::: Material supplied :::

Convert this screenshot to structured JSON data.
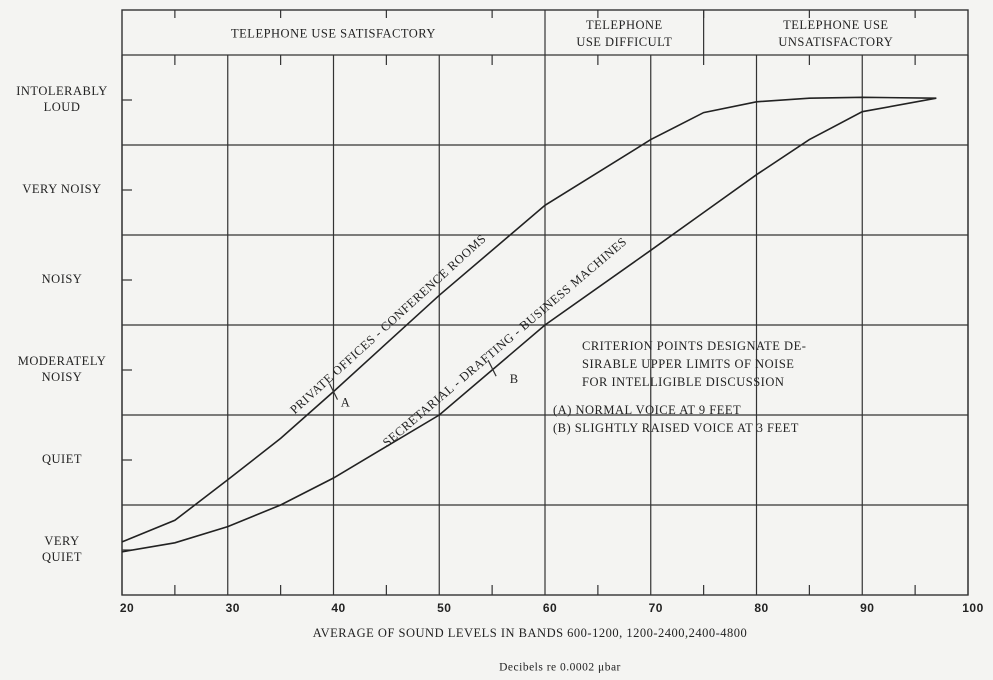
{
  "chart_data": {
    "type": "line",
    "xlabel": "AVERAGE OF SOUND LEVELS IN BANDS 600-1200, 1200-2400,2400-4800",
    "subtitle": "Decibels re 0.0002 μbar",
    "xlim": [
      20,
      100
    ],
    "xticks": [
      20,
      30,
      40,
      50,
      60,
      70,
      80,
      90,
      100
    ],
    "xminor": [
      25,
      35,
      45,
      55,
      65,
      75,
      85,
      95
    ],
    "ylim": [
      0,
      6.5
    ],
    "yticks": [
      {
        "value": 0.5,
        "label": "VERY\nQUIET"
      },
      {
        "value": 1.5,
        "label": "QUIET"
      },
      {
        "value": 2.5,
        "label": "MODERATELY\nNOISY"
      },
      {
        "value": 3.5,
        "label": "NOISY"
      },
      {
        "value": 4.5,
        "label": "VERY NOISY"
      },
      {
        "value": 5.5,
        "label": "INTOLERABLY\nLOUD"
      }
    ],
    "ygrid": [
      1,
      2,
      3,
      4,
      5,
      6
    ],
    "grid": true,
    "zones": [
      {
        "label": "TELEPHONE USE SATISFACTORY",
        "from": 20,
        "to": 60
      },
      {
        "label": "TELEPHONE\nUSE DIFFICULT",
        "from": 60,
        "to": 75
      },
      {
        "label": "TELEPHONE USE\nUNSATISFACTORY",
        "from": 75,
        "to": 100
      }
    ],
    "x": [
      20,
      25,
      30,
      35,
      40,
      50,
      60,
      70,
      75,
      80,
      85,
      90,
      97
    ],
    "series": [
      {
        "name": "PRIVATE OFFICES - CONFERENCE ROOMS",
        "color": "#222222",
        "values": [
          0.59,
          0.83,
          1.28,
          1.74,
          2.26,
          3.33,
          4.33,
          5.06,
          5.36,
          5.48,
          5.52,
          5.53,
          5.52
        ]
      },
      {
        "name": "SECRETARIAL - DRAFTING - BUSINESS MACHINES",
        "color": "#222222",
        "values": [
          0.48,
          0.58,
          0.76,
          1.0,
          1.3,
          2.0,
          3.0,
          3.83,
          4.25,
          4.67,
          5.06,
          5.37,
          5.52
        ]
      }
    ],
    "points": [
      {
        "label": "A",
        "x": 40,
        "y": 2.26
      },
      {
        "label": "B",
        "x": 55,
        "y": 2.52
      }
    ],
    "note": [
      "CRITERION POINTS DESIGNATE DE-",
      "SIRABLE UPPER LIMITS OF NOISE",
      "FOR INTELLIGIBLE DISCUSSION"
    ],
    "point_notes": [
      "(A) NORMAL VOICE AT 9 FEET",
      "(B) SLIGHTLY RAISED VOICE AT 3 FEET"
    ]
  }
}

:::
::: Material supplied :::

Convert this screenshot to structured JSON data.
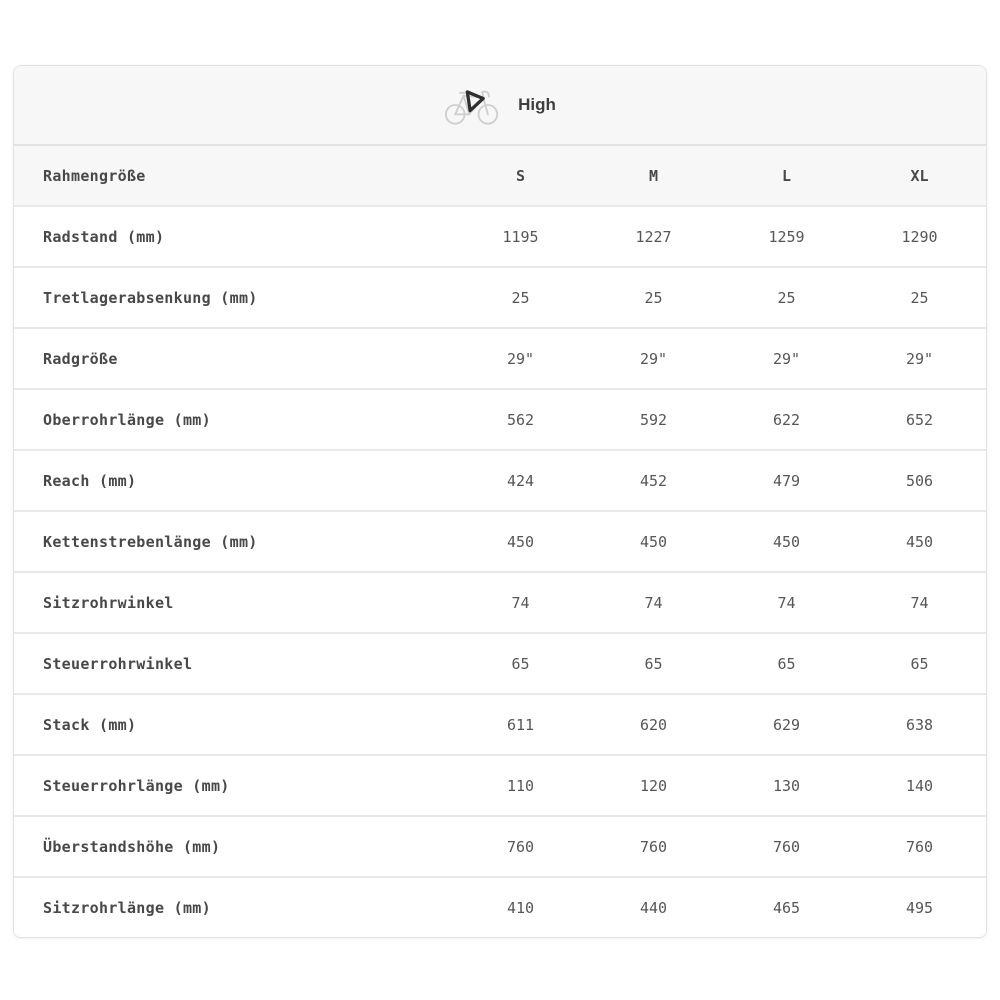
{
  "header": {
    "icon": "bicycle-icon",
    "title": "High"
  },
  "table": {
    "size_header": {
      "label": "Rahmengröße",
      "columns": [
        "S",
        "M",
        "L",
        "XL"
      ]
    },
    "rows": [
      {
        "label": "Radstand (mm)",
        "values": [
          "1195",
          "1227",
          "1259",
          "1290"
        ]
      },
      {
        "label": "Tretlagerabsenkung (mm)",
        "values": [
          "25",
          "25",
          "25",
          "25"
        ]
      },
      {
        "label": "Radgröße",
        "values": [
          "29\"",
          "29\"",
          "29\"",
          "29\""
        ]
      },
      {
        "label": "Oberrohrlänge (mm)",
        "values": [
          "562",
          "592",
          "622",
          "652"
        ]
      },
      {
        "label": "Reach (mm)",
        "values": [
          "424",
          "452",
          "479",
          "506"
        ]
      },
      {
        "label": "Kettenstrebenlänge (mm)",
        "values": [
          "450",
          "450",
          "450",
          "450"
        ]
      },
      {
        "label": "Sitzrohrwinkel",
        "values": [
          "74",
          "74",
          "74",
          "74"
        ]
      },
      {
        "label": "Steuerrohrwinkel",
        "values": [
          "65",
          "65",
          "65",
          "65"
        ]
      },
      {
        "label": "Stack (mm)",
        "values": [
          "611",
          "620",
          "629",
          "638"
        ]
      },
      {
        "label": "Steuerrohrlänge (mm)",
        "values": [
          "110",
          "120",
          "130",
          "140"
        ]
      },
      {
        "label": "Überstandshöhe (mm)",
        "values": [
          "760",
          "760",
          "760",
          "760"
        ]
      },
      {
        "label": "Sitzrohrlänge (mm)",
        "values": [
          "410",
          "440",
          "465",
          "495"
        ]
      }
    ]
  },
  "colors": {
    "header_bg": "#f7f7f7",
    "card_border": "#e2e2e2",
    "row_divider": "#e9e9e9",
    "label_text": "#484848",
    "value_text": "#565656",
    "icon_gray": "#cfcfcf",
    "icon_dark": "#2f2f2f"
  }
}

:::
::: Material supplied :::

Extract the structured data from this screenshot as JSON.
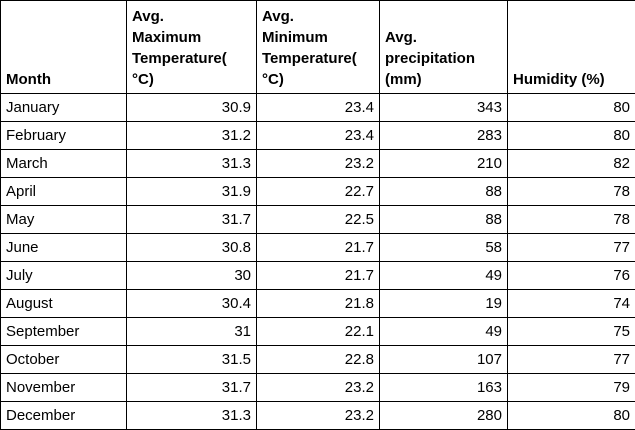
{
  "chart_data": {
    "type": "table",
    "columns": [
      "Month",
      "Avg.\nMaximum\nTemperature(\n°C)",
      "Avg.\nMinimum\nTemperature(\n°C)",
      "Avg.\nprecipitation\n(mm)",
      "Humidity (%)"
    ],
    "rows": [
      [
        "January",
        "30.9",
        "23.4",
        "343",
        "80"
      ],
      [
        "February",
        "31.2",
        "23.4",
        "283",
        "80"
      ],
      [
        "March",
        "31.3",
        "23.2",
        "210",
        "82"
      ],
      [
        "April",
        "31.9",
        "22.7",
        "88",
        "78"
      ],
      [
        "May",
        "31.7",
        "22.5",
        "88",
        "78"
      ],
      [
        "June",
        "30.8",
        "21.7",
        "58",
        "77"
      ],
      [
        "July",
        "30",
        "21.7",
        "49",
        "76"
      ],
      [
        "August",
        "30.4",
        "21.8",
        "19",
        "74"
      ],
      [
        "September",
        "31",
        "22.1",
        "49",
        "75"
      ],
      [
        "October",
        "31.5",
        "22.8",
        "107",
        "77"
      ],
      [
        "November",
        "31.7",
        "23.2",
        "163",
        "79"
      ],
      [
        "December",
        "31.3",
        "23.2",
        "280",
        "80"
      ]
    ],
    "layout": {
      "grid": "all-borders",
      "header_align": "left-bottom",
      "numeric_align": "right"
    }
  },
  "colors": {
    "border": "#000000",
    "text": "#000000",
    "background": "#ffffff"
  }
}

:::

* **What the task requires**
Pick out and copy the lines of the material that include the word "from".

* **Written response**
        "from": 20,
        "from": 60,
        "from": 75,
Extract the structured data from this screenshot as JSON.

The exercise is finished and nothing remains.